-- START OF LISTED ENTRIES --

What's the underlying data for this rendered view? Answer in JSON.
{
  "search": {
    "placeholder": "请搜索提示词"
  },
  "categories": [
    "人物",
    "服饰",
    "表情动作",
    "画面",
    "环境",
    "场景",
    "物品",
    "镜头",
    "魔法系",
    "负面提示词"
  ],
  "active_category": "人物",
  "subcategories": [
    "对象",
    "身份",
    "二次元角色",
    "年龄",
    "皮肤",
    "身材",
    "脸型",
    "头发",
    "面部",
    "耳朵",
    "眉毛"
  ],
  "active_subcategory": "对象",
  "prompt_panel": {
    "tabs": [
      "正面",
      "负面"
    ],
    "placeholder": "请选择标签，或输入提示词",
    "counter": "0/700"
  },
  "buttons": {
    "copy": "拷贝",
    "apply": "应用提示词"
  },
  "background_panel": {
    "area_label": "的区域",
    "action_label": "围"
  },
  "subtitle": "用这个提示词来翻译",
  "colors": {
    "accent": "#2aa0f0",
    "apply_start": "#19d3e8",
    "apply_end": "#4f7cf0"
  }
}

-- END OF LISTED ENTRIES --

> **WRITTEN PROBLEM**:
Repeat every line of the material exactly as given.

> **TASK ANSWER**:
What's the underlying data for this rendered view? Answer in JSON.
{
  "search": {
    "placeholder": "请搜索提示词"
  },
  "categories": [
    "人物",
    "服饰",
    "表情动作",
    "画面",
    "环境",
    "场景",
    "物品",
    "镜头",
    "魔法系",
    "负面提示词"
  ],
  "active_category": "人物",
  "subcategories": [
    "对象",
    "身份",
    "二次元角色",
    "年龄",
    "皮肤",
    "身材",
    "脸型",
    "头发",
    "面部",
    "耳朵",
    "眉毛"
  ],
  "active_subcategory": "对象",
  "prompt_panel": {
    "tabs": [
      "正面",
      "负面"
    ],
    "placeholder": "请选择标签，或输入提示词",
    "counter": "0/700"
  },
  "buttons": {
    "copy": "拷贝",
    "apply": "应用提示词"
  },
  "background_panel": {
    "area_label": "的区域",
    "action_label": "围"
  },
  "subtitle": "用这个提示词来翻译",
  "colors": {
    "accent": "#2aa0f0",
    "apply_start": "#19d3e8",
    "apply_end": "#4f7cf0"
  }
}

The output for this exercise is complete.